_What you will do_
Type the records out again in full, exactly.
** Start Data for the task **
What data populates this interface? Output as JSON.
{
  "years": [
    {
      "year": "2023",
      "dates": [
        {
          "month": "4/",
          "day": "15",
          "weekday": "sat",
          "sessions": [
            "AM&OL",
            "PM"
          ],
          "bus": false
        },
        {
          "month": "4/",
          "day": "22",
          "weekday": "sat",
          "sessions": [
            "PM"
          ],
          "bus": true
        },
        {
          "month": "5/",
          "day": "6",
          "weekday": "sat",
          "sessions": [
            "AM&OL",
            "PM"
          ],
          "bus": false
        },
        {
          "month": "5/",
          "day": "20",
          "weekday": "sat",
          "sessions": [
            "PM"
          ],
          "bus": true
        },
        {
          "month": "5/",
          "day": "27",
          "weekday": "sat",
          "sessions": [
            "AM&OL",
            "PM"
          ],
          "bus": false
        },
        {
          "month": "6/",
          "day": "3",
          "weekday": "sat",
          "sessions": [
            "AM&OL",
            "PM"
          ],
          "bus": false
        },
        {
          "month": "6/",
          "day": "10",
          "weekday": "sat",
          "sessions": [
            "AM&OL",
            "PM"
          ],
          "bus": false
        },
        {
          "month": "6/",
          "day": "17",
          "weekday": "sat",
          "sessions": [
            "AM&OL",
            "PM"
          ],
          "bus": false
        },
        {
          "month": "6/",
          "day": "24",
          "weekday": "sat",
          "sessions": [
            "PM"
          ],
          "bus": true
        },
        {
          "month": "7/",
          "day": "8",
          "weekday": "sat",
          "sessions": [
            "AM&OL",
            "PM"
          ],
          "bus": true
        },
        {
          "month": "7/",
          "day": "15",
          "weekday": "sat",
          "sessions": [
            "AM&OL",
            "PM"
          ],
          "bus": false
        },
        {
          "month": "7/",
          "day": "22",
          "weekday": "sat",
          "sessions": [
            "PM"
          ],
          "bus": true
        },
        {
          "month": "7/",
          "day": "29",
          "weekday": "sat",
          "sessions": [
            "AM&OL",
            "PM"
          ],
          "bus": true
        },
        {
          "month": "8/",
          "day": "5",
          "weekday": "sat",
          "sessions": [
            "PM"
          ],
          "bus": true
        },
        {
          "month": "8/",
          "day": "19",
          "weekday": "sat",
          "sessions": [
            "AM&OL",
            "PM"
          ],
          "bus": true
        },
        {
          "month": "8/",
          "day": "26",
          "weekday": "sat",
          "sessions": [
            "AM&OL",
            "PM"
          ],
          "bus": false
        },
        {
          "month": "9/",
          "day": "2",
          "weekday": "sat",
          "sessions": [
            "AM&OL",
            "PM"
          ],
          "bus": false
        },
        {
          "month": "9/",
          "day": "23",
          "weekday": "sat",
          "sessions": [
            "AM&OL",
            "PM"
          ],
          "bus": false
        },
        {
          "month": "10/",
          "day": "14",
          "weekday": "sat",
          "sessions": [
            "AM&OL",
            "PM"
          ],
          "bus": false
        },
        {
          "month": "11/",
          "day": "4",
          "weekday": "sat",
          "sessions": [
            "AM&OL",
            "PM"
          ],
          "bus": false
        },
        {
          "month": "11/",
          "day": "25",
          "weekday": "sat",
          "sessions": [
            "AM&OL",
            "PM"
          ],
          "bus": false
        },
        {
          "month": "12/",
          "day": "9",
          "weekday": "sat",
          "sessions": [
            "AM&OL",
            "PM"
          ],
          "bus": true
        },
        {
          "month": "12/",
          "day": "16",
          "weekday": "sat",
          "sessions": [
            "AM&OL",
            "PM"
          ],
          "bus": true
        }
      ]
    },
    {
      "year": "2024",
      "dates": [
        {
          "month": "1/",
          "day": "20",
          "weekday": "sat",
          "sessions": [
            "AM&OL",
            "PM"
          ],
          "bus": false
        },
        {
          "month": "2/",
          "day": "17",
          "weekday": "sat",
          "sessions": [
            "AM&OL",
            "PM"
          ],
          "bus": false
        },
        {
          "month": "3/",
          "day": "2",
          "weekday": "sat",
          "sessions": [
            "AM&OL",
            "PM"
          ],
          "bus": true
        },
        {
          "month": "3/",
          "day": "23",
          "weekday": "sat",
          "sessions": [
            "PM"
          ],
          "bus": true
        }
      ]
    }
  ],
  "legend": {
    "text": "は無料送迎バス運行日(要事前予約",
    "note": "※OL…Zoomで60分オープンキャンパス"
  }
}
** End Data for the task **
_Response for this exercise_
What data populates this interface? Output as JSON.
{
  "years": [
    {
      "year": "2023",
      "dates": [
        {
          "month": "4/",
          "day": "15",
          "weekday": "sat",
          "sessions": [
            "AM&OL",
            "PM"
          ],
          "bus": false
        },
        {
          "month": "4/",
          "day": "22",
          "weekday": "sat",
          "sessions": [
            "PM"
          ],
          "bus": true
        },
        {
          "month": "5/",
          "day": "6",
          "weekday": "sat",
          "sessions": [
            "AM&OL",
            "PM"
          ],
          "bus": false
        },
        {
          "month": "5/",
          "day": "20",
          "weekday": "sat",
          "sessions": [
            "PM"
          ],
          "bus": true
        },
        {
          "month": "5/",
          "day": "27",
          "weekday": "sat",
          "sessions": [
            "AM&OL",
            "PM"
          ],
          "bus": false
        },
        {
          "month": "6/",
          "day": "3",
          "weekday": "sat",
          "sessions": [
            "AM&OL",
            "PM"
          ],
          "bus": false
        },
        {
          "month": "6/",
          "day": "10",
          "weekday": "sat",
          "sessions": [
            "AM&OL",
            "PM"
          ],
          "bus": false
        },
        {
          "month": "6/",
          "day": "17",
          "weekday": "sat",
          "sessions": [
            "AM&OL",
            "PM"
          ],
          "bus": false
        },
        {
          "month": "6/",
          "day": "24",
          "weekday": "sat",
          "sessions": [
            "PM"
          ],
          "bus": true
        },
        {
          "month": "7/",
          "day": "8",
          "weekday": "sat",
          "sessions": [
            "AM&OL",
            "PM"
          ],
          "bus": true
        },
        {
          "month": "7/",
          "day": "15",
          "weekday": "sat",
          "sessions": [
            "AM&OL",
            "PM"
          ],
          "bus": false
        },
        {
          "month": "7/",
          "day": "22",
          "weekday": "sat",
          "sessions": [
            "PM"
          ],
          "bus": true
        },
        {
          "month": "7/",
          "day": "29",
          "weekday": "sat",
          "sessions": [
            "AM&OL",
            "PM"
          ],
          "bus": true
        },
        {
          "month": "8/",
          "day": "5",
          "weekday": "sat",
          "sessions": [
            "PM"
          ],
          "bus": true
        },
        {
          "month": "8/",
          "day": "19",
          "weekday": "sat",
          "sessions": [
            "AM&OL",
            "PM"
          ],
          "bus": true
        },
        {
          "month": "8/",
          "day": "26",
          "weekday": "sat",
          "sessions": [
            "AM&OL",
            "PM"
          ],
          "bus": false
        },
        {
          "month": "9/",
          "day": "2",
          "weekday": "sat",
          "sessions": [
            "AM&OL",
            "PM"
          ],
          "bus": false
        },
        {
          "month": "9/",
          "day": "23",
          "weekday": "sat",
          "sessions": [
            "AM&OL",
            "PM"
          ],
          "bus": false
        },
        {
          "month": "10/",
          "day": "14",
          "weekday": "sat",
          "sessions": [
            "AM&OL",
            "PM"
          ],
          "bus": false
        },
        {
          "month": "11/",
          "day": "4",
          "weekday": "sat",
          "sessions": [
            "AM&OL",
            "PM"
          ],
          "bus": false
        },
        {
          "month": "11/",
          "day": "25",
          "weekday": "sat",
          "sessions": [
            "AM&OL",
            "PM"
          ],
          "bus": false
        },
        {
          "month": "12/",
          "day": "9",
          "weekday": "sat",
          "sessions": [
            "AM&OL",
            "PM"
          ],
          "bus": true
        },
        {
          "month": "12/",
          "day": "16",
          "weekday": "sat",
          "sessions": [
            "AM&OL",
            "PM"
          ],
          "bus": true
        }
      ]
    },
    {
      "year": "2024",
      "dates": [
        {
          "month": "1/",
          "day": "20",
          "weekday": "sat",
          "sessions": [
            "AM&OL",
            "PM"
          ],
          "bus": false
        },
        {
          "month": "2/",
          "day": "17",
          "weekday": "sat",
          "sessions": [
            "AM&OL",
            "PM"
          ],
          "bus": false
        },
        {
          "month": "3/",
          "day": "2",
          "weekday": "sat",
          "sessions": [
            "AM&OL",
            "PM"
          ],
          "bus": true
        },
        {
          "month": "3/",
          "day": "23",
          "weekday": "sat",
          "sessions": [
            "PM"
          ],
          "bus": true
        }
      ]
    }
  ],
  "legend": {
    "text": "は無料送迎バス運行日(要事前予約",
    "note": "※OL…Zoomで60分オープンキャンパス"
  }
}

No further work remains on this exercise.